### Task brief
Write out every entry word for word.
- - -
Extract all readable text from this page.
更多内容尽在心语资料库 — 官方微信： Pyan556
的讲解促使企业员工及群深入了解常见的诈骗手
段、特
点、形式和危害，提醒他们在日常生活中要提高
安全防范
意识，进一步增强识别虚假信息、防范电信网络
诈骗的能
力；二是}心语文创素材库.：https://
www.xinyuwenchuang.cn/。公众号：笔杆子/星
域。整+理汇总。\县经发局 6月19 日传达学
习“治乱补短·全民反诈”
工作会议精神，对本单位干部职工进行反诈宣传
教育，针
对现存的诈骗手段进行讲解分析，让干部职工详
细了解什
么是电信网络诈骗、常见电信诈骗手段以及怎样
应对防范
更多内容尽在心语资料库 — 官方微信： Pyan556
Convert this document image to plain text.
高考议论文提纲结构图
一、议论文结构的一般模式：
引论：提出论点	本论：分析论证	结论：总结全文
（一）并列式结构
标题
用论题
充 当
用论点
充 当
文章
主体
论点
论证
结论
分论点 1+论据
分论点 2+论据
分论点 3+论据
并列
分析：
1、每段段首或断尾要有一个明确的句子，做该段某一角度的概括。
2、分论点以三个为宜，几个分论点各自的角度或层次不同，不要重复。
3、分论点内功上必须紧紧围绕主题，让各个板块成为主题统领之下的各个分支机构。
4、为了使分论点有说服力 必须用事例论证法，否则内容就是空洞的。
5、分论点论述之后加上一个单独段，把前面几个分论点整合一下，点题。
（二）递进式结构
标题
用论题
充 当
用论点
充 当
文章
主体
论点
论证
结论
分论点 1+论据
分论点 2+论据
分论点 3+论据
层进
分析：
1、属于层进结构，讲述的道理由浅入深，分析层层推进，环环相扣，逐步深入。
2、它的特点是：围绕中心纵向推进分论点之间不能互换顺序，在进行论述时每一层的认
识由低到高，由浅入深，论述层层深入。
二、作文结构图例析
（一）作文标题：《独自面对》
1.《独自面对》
- - -
### The completed task
Extract all readable text from this page.
更多内容尽在心语资料库 — 官方微信： Pyan556
的讲解促使企业员工及群深入了解常见的诈骗手
段、特
点、形式和危害，提醒他们在日常生活中要提高
安全防范
意识，进一步增强识别虚假信息、防范电信网络
诈骗的能
力；二是}心语文创素材库.：https://
www.xinyuwenchuang.cn/。公众号：笔杆子/星
域。整+理汇总。\县经发局 6月19 日传达学
习“治乱补短·全民反诈”
工作会议精神，对本单位干部职工进行反诈宣传
教育，针
对现存的诈骗手段进行讲解分析，让干部职工详
细了解什
么是电信网络诈骗、常见电信诈骗手段以及怎样
应对防范
更多内容尽在心语资料库 — 官方微信： Pyan556
Convert this document image to plain text.
高考议论文提纲结构图
一、议论文结构的一般模式：
引论：提出论点	本论：分析论证	结论：总结全文
（一）并列式结构
标题
用论题
充 当
用论点
充 当
文章
主体
论点
论证
结论
分论点 1+论据
分论点 2+论据
分论点 3+论据
并列
分析：
1、每段段首或断尾要有一个明确的句子，做该段某一角度的概括。
2、分论点以三个为宜，几个分论点各自的角度或层次不同，不要重复。
3、分论点内功上必须紧紧围绕主题，让各个板块成为主题统领之下的各个分支机构。
4、为了使分论点有说服力 必须用事例论证法，否则内容就是空洞的。
5、分论点论述之后加上一个单独段，把前面几个分论点整合一下，点题。
（二）递进式结构
标题
用论题
充 当
用论点
充 当
文章
主体
论点
论证
结论
分论点 1+论据
分论点 2+论据
分论点 3+论据
层进
分析：
1、属于层进结构，讲述的道理由浅入深，分析层层推进，环环相扣，逐步深入。
2、它的特点是：围绕中心纵向推进分论点之间不能互换顺序，在进行论述时每一层的认
识由低到高，由浅入深，论述层层深入。
二、作文结构图例析
（一）作文标题：《独自面对》
1.《独自面对》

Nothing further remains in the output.